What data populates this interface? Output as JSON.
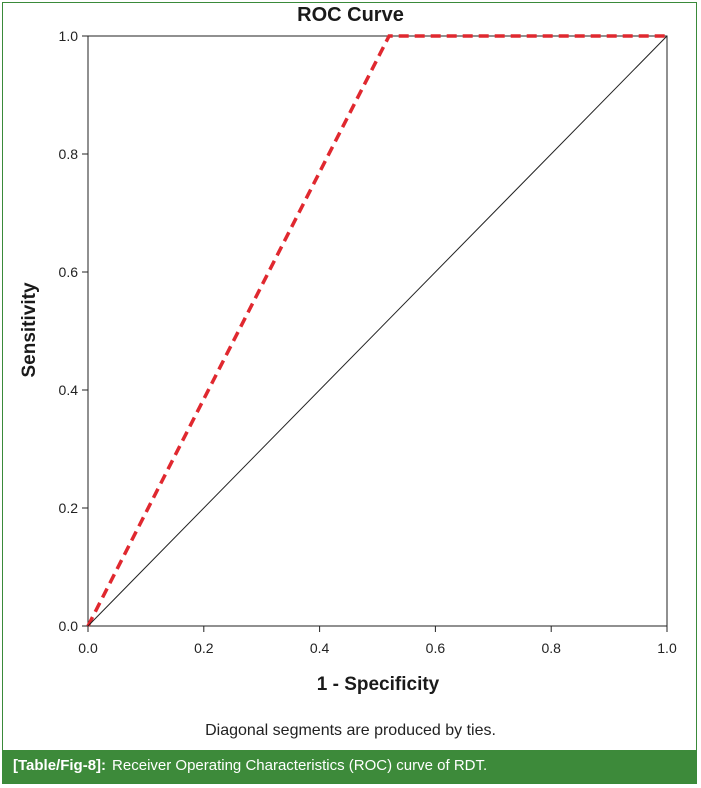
{
  "chart_data": {
    "type": "line",
    "title": "ROC Curve",
    "xlabel": "1 - Specificity",
    "ylabel": "Sensitivity",
    "xlim": [
      0,
      1
    ],
    "ylim": [
      0,
      1
    ],
    "xticks": [
      "0.0",
      "0.2",
      "0.4",
      "0.6",
      "0.8",
      "1.0"
    ],
    "yticks": [
      "0.0",
      "0.2",
      "0.4",
      "0.6",
      "0.8",
      "1.0"
    ],
    "grid": false,
    "series": [
      {
        "style": "dashed",
        "color": "#e0282f",
        "x": [
          0,
          0.52,
          1
        ],
        "y": [
          0,
          1,
          1
        ]
      },
      {
        "style": "solid",
        "color": "#222222",
        "x": [
          0,
          1
        ],
        "y": [
          0,
          1
        ]
      }
    ],
    "annotation": "Diagonal segments are produced by ties."
  },
  "caption": {
    "tag": "[Table/Fig-8]:",
    "text": "Receiver Operating Characteristics (ROC) curve of RDT."
  }
}
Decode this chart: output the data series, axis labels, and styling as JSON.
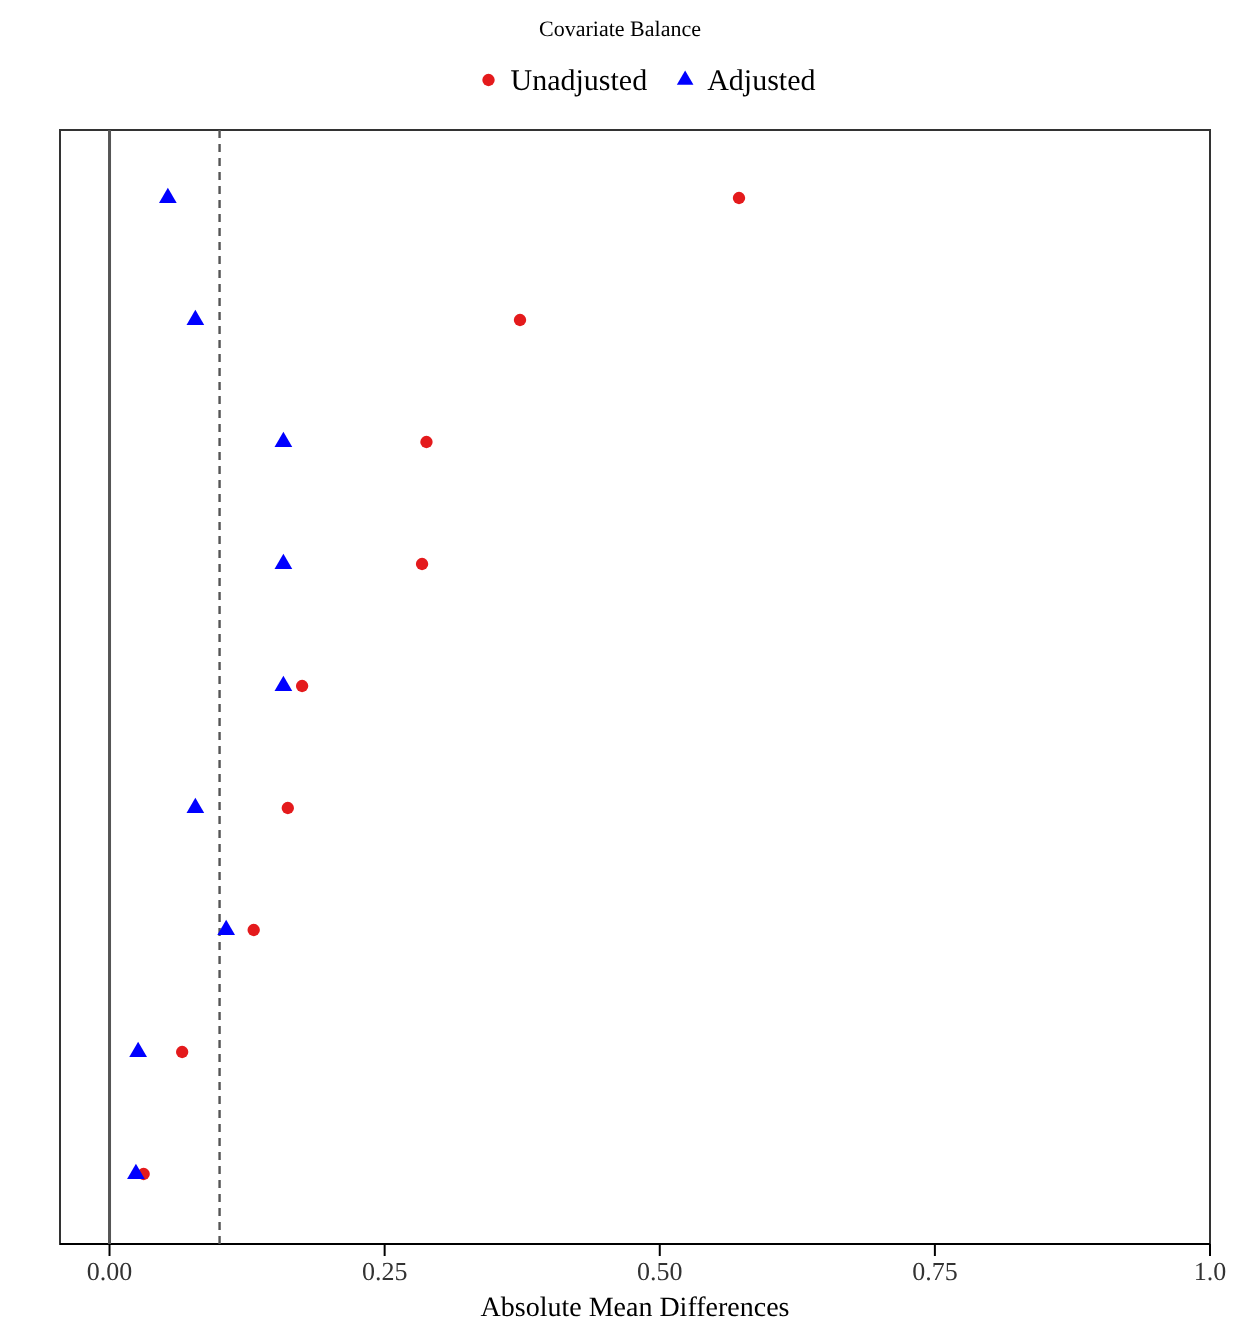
{
  "chart_data": {
    "type": "scatter",
    "title": "Covariate Balance",
    "xlabel": "Absolute Mean Differences",
    "orientation": "horizontal",
    "categories": [
      null,
      null,
      null,
      null,
      null,
      null,
      null,
      null,
      null
    ],
    "series": [
      {
        "name": "Unadjusted",
        "color": "#e41a1c",
        "marker": "circle",
        "values": [
          0.572,
          0.373,
          0.288,
          0.284,
          0.175,
          0.162,
          0.131,
          0.066,
          0.031
        ]
      },
      {
        "name": "Adjusted",
        "color": "#0000ff",
        "marker": "triangle",
        "values": [
          0.053,
          0.078,
          0.158,
          0.158,
          0.158,
          0.078,
          0.106,
          0.026,
          0.024
        ]
      }
    ],
    "xlim": [
      -0.045,
      1.0
    ],
    "xticks": [
      {
        "value": 0,
        "label": "0.00"
      },
      {
        "value": 0.25,
        "label": "0.25"
      },
      {
        "value": 0.5,
        "label": "0.50"
      },
      {
        "value": 0.75,
        "label": "0.75"
      },
      {
        "value": 1,
        "label": "1.0"
      }
    ],
    "ref_lines": [
      {
        "axis": "x",
        "value": 0,
        "color": "#555555",
        "line_style": "solid"
      },
      {
        "axis": "x",
        "value": 0.1,
        "color": "#555555",
        "line_style": "dashed"
      }
    ],
    "legend": "top",
    "tick_labels": "x",
    "grid": false
  }
}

> _TASK GOAL_
Pictures in the data above should not be copied; transcribe everything else exactly.

> _OUTPUT BELOW_
What data populates this interface? Output as JSON.
{
  "chart_data": {
    "type": "line",
    "title": "ROC Curve",
    "xlabel": "1 - Specificity",
    "ylabel": "Sensitivity",
    "xlim": [
      0,
      1
    ],
    "ylim": [
      0,
      1
    ],
    "xticks": [
      "0.0",
      "0.2",
      "0.4",
      "0.6",
      "0.8",
      "1.0"
    ],
    "yticks": [
      "0.0",
      "0.2",
      "0.4",
      "0.6",
      "0.8",
      "1.0"
    ],
    "grid": false,
    "series": [
      {
        "style": "dashed",
        "color": "#e0282f",
        "x": [
          0,
          0.52,
          1
        ],
        "y": [
          0,
          1,
          1
        ]
      },
      {
        "style": "solid",
        "color": "#222222",
        "x": [
          0,
          1
        ],
        "y": [
          0,
          1
        ]
      }
    ],
    "annotation": "Diagonal segments are produced by ties."
  },
  "caption": {
    "tag": "[Table/Fig-8]:",
    "text": "Receiver Operating Characteristics (ROC) curve of RDT."
  }
}
Decode this chart: output the data series, axis labels, and styling as JSON.
{
  "chart_data": {
    "type": "scatter",
    "title": "Covariate Balance",
    "xlabel": "Absolute Mean Differences",
    "orientation": "horizontal",
    "categories": [
      null,
      null,
      null,
      null,
      null,
      null,
      null,
      null,
      null
    ],
    "series": [
      {
        "name": "Unadjusted",
        "color": "#e41a1c",
        "marker": "circle",
        "values": [
          0.572,
          0.373,
          0.288,
          0.284,
          0.175,
          0.162,
          0.131,
          0.066,
          0.031
        ]
      },
      {
        "name": "Adjusted",
        "color": "#0000ff",
        "marker": "triangle",
        "values": [
          0.053,
          0.078,
          0.158,
          0.158,
          0.158,
          0.078,
          0.106,
          0.026,
          0.024
        ]
      }
    ],
    "xlim": [
      -0.045,
      1.0
    ],
    "xticks": [
      {
        "value": 0,
        "label": "0.00"
      },
      {
        "value": 0.25,
        "label": "0.25"
      },
      {
        "value": 0.5,
        "label": "0.50"
      },
      {
        "value": 0.75,
        "label": "0.75"
      },
      {
        "value": 1,
        "label": "1.0"
      }
    ],
    "ref_lines": [
      {
        "axis": "x",
        "value": 0,
        "color": "#555555",
        "line_style": "solid"
      },
      {
        "axis": "x",
        "value": 0.1,
        "color": "#555555",
        "line_style": "dashed"
      }
    ],
    "legend": "top",
    "tick_labels": "x",
    "grid": false
  }
}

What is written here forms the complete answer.